(PROBLEM REQUIREMENTS): Report how many lines include the word "times", and nothing besides that number.

(Collected data entries)

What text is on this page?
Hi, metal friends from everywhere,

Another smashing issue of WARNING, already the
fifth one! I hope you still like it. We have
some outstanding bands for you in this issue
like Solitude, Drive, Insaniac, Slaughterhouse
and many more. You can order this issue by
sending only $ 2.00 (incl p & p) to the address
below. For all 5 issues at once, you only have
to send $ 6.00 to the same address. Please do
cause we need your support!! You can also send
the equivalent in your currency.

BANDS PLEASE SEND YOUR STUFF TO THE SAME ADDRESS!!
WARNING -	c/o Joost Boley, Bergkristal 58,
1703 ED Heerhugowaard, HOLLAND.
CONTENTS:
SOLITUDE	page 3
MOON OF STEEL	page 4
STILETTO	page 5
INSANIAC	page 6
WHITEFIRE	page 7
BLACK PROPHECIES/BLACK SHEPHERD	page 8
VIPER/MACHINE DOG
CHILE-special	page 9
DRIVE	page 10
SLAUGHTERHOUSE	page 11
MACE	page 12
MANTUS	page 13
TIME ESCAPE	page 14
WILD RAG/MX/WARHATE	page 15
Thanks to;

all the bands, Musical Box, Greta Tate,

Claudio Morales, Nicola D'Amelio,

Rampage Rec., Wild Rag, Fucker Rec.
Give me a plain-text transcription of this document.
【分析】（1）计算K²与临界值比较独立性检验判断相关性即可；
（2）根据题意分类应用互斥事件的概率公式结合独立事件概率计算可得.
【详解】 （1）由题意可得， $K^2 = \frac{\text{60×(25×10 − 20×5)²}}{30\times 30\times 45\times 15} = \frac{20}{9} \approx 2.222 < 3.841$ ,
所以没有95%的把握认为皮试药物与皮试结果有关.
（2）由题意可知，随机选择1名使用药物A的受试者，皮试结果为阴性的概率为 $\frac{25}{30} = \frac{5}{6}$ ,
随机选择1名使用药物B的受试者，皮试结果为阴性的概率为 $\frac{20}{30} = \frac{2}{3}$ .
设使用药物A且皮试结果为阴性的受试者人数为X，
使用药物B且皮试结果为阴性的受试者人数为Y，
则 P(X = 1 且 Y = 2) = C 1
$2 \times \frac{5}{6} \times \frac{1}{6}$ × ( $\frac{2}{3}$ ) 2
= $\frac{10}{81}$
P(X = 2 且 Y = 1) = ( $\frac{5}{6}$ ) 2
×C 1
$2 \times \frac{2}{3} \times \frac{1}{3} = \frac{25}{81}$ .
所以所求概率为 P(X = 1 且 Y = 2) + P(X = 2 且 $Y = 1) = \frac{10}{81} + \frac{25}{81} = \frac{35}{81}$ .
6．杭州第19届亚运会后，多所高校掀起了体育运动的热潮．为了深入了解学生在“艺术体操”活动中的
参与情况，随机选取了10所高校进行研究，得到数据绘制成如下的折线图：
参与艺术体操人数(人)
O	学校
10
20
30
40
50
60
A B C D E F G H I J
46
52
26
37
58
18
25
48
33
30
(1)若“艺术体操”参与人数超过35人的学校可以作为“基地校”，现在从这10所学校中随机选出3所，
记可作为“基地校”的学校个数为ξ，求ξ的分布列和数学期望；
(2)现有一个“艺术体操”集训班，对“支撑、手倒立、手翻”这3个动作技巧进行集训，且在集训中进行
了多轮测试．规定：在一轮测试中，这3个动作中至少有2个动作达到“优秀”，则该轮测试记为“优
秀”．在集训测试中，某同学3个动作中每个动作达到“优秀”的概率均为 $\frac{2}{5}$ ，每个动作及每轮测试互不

(THE RESULT): 3